*** Opening of RECORDED INFORMATION ***

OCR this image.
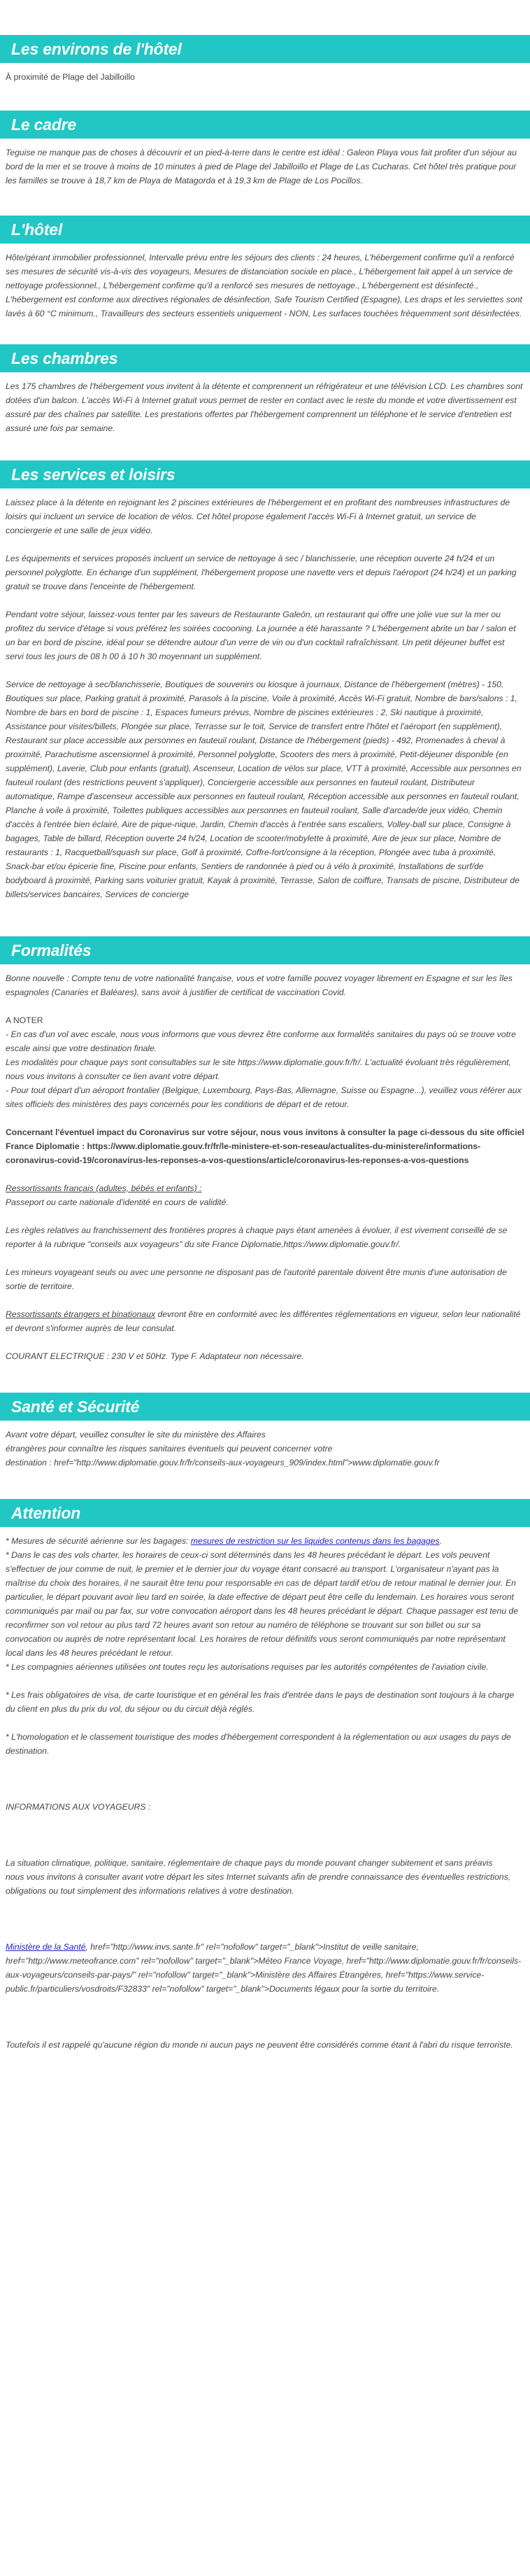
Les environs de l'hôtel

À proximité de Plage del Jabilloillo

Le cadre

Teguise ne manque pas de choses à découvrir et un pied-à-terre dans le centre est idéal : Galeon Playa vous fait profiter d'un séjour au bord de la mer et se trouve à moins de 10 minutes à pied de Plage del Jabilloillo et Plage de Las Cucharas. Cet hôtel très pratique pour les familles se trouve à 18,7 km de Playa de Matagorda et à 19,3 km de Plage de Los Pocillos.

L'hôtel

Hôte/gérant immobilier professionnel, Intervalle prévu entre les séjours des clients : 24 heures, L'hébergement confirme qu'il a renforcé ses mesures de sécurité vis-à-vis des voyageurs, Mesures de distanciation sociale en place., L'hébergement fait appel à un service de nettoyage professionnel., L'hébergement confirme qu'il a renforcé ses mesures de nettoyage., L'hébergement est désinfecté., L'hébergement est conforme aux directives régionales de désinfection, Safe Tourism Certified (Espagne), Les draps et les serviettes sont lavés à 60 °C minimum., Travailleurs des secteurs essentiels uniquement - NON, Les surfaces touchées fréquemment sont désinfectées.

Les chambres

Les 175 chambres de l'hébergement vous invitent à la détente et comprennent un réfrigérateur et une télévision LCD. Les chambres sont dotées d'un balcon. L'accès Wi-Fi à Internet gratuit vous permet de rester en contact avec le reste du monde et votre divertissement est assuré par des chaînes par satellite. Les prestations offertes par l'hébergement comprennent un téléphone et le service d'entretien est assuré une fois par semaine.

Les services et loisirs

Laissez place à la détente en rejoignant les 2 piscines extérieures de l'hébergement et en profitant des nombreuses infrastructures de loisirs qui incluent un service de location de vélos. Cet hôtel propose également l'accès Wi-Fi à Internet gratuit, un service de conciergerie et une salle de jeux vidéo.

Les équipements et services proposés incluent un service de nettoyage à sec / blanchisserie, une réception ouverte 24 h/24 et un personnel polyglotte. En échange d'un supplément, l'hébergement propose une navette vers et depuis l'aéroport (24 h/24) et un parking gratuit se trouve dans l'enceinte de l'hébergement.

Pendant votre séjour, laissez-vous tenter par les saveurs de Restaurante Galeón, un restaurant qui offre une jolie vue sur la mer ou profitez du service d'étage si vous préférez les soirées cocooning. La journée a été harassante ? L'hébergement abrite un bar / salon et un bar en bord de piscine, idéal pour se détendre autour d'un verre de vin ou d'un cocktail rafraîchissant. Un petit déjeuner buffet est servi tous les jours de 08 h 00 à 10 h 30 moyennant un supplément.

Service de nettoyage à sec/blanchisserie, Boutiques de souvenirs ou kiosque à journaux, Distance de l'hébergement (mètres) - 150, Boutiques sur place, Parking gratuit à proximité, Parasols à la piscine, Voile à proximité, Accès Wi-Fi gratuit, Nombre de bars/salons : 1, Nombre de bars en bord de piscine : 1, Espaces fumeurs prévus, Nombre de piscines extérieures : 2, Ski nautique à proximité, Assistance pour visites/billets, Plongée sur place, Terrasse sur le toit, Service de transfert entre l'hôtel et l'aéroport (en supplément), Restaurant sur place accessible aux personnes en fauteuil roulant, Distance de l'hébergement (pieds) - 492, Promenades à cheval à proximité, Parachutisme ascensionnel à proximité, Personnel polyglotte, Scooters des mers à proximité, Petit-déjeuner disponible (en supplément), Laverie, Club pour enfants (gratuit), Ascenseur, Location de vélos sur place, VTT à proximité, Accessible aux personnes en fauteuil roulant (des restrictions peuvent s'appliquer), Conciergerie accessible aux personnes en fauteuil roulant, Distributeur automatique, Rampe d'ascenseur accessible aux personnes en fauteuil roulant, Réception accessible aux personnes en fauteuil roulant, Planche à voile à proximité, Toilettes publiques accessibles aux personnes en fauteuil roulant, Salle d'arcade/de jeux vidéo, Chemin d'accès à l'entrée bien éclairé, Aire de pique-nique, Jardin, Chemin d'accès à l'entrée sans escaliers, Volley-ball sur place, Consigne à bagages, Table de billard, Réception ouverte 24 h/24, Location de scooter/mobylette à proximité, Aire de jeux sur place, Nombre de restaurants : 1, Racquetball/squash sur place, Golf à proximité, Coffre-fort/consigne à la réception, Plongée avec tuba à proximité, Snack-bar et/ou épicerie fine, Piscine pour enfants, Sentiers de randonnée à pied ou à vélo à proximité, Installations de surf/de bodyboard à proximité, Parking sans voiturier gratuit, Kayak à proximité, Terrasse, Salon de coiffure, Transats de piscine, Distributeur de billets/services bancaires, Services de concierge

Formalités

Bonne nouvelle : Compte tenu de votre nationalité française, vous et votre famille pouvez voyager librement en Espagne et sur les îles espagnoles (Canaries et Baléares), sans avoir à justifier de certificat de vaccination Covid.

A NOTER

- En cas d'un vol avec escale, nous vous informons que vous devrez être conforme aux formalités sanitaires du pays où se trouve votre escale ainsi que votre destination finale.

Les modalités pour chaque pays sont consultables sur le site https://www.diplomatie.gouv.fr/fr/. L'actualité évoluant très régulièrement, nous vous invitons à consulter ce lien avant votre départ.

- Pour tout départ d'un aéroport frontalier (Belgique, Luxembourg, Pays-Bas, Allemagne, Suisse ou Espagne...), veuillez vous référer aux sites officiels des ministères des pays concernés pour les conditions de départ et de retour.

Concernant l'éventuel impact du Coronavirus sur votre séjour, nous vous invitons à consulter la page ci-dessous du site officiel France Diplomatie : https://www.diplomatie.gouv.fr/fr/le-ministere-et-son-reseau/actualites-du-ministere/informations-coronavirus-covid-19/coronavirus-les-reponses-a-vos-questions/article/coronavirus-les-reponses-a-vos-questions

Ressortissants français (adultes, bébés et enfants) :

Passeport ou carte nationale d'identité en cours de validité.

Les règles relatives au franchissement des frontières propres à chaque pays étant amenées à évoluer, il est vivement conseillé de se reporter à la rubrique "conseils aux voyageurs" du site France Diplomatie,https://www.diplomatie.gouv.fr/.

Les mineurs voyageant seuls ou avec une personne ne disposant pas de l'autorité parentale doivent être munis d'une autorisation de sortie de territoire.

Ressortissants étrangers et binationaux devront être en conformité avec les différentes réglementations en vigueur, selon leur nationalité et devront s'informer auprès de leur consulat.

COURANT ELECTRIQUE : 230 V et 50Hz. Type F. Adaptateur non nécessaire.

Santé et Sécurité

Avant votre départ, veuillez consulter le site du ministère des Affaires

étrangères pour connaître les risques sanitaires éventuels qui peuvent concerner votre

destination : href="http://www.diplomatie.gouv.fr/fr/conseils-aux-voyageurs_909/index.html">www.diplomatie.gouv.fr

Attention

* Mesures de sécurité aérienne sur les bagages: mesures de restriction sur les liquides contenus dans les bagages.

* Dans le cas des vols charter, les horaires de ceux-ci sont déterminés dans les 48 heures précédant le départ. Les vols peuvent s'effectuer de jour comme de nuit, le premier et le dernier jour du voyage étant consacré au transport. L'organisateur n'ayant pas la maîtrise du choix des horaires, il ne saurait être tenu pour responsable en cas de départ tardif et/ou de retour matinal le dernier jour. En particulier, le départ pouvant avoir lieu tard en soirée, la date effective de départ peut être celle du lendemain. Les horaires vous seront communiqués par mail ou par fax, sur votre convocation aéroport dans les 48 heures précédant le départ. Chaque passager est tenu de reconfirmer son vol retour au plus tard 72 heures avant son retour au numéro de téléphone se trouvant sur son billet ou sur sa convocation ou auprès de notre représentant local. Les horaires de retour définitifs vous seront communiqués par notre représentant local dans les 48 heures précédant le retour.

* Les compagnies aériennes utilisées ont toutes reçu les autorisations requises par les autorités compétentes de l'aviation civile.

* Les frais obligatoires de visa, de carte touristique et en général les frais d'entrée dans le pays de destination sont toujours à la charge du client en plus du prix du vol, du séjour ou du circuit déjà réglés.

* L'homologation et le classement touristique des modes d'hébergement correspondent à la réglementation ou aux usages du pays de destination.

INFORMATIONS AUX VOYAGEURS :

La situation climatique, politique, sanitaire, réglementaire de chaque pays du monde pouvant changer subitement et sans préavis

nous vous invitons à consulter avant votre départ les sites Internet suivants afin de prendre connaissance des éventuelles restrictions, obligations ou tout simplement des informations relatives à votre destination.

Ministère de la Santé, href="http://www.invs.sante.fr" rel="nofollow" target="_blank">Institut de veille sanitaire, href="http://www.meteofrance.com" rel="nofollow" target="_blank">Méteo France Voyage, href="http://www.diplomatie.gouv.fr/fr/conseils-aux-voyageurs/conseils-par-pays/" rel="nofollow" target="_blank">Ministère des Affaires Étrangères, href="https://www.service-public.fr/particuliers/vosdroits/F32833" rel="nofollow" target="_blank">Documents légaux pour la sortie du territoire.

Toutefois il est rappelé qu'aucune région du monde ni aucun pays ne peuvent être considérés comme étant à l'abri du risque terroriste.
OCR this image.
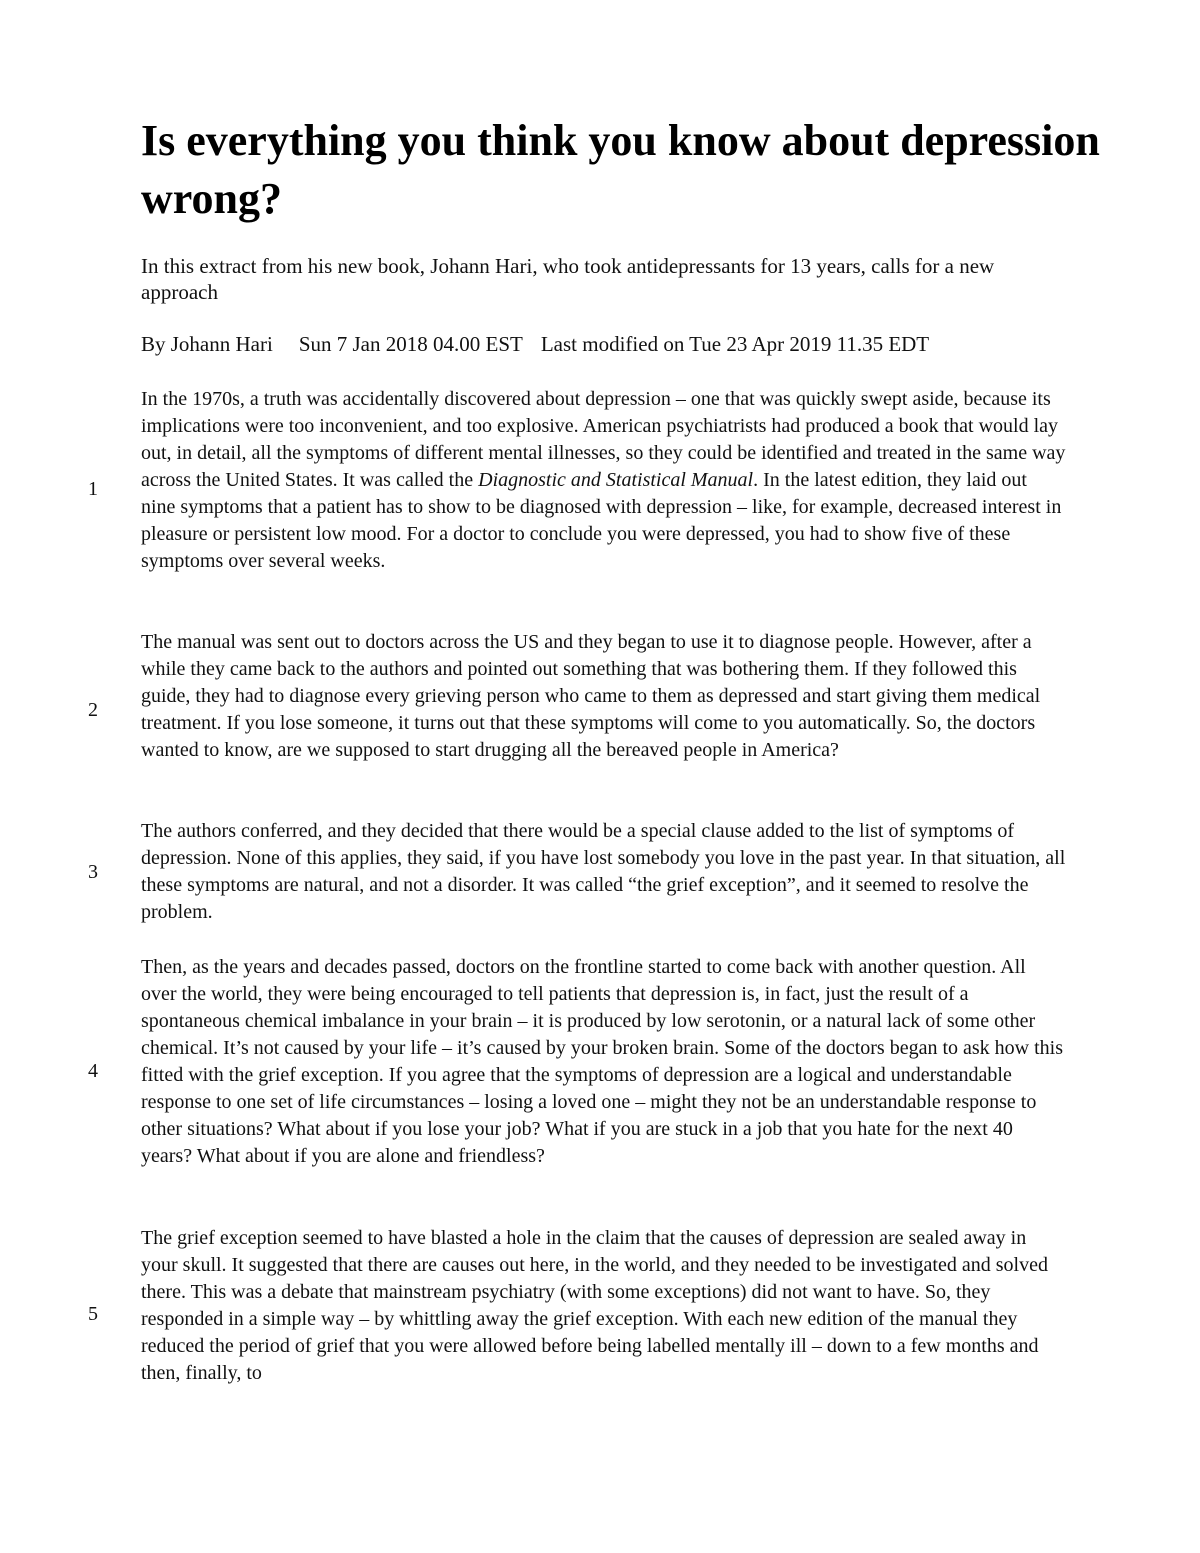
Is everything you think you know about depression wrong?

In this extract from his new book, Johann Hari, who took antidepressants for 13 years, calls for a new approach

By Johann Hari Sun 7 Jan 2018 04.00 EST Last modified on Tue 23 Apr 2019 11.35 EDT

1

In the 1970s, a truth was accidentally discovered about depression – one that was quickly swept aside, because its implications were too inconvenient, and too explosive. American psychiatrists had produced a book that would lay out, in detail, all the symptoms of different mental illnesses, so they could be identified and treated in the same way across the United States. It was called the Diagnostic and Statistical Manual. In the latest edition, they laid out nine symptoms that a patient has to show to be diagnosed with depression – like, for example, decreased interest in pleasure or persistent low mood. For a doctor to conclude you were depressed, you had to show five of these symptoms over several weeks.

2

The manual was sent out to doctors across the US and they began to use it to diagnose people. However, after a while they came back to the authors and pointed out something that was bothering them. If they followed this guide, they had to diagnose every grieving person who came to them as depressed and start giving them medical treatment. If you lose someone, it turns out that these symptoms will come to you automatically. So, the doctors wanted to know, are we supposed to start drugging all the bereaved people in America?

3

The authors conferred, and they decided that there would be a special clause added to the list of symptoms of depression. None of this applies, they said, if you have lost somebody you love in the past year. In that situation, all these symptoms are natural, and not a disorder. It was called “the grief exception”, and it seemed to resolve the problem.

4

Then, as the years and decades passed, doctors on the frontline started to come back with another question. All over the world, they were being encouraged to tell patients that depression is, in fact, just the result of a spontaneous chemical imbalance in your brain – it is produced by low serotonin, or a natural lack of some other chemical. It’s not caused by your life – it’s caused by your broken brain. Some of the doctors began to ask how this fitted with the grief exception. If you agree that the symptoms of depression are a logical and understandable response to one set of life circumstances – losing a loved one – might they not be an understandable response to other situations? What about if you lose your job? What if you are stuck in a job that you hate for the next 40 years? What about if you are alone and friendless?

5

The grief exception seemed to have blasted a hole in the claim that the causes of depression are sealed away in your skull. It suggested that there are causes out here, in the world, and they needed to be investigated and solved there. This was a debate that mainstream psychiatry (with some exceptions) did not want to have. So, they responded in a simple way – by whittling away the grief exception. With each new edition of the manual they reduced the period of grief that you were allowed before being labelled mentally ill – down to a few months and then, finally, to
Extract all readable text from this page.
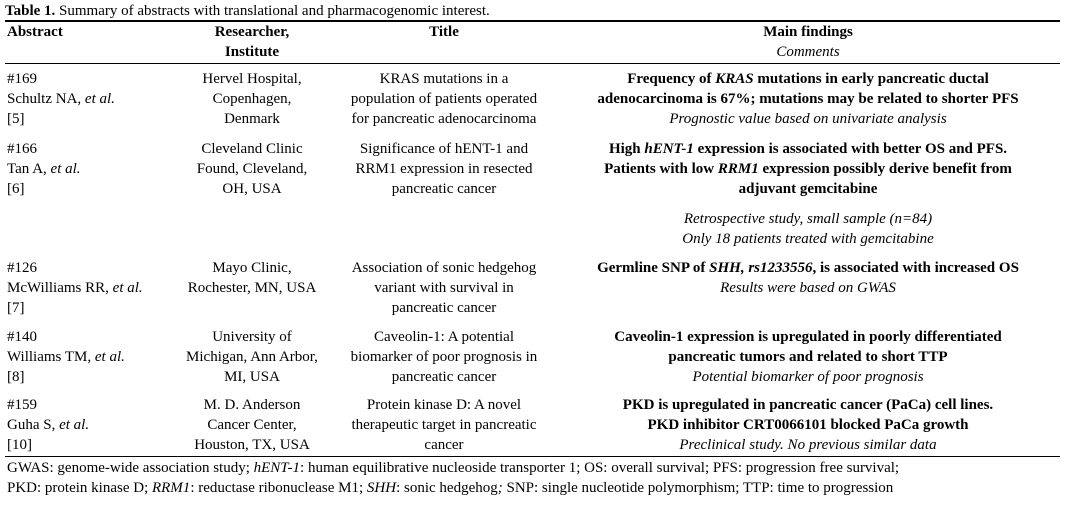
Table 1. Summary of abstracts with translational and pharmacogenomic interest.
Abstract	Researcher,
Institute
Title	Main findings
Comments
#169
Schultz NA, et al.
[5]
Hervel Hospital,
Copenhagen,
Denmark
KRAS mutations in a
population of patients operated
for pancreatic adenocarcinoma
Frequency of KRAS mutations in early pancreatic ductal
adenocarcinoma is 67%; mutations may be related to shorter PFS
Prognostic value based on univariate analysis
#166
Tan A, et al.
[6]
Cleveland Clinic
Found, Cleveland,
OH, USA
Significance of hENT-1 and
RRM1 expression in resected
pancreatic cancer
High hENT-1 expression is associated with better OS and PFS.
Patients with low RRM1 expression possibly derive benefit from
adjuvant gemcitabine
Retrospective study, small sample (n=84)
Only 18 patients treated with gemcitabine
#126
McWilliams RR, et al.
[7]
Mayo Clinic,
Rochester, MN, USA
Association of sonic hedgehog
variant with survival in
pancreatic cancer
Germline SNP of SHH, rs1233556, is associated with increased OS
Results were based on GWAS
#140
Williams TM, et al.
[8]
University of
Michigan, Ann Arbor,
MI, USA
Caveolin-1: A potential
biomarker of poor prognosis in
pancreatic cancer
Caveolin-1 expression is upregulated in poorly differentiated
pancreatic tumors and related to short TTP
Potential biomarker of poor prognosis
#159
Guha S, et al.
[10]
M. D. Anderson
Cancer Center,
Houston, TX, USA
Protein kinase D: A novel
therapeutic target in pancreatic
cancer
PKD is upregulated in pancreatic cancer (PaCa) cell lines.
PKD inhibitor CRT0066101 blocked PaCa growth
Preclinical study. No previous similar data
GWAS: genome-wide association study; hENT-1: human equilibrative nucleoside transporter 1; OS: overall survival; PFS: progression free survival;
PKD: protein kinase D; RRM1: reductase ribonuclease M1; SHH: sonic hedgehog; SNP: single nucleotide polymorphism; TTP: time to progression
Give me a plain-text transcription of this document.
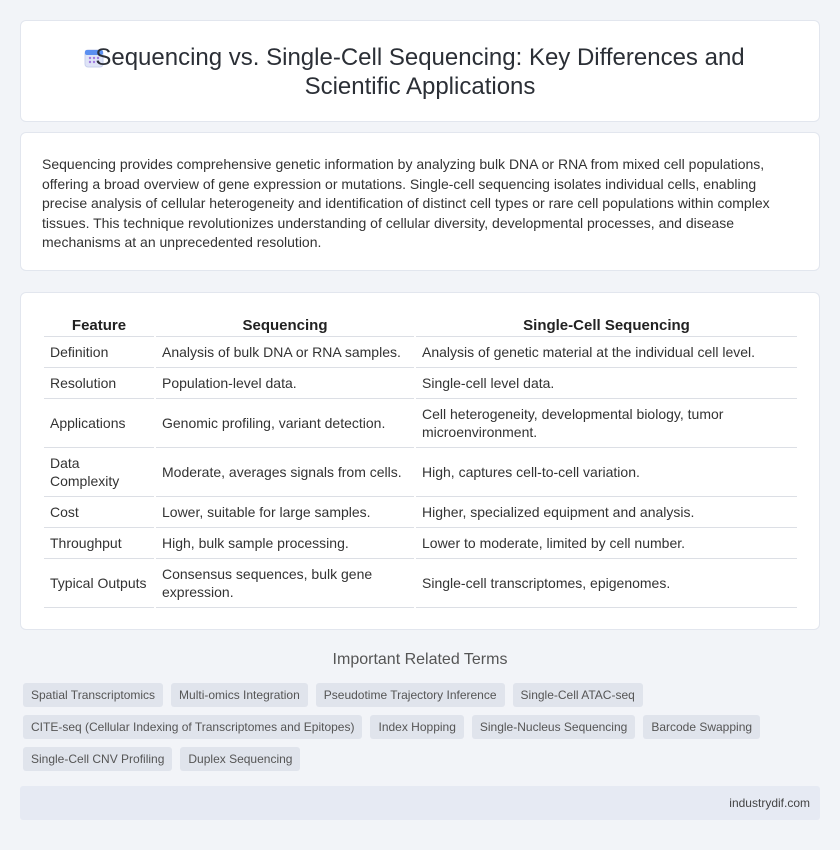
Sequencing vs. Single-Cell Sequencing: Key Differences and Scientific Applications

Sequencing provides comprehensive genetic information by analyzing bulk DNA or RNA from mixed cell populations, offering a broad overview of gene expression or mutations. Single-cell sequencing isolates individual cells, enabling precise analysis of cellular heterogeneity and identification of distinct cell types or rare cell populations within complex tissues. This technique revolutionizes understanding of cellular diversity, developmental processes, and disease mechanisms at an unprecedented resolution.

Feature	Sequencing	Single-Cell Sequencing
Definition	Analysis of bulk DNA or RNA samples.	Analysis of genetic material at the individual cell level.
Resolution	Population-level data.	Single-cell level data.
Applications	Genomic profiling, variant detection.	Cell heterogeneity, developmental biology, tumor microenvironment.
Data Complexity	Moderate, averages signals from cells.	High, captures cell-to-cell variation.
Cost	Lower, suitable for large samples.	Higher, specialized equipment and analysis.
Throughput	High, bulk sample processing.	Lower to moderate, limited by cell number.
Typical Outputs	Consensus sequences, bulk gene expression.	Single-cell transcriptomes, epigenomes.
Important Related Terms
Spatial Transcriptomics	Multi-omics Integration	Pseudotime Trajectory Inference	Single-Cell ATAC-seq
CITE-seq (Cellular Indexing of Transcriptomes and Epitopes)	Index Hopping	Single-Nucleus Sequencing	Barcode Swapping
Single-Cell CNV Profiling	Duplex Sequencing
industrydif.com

*** Close of RECORDED INFORMATION ***

• **YOUR ASSIGNMENT**: State how many lines of the data include the word "book", with nothing else.

• **TASK RESPONSE**: 2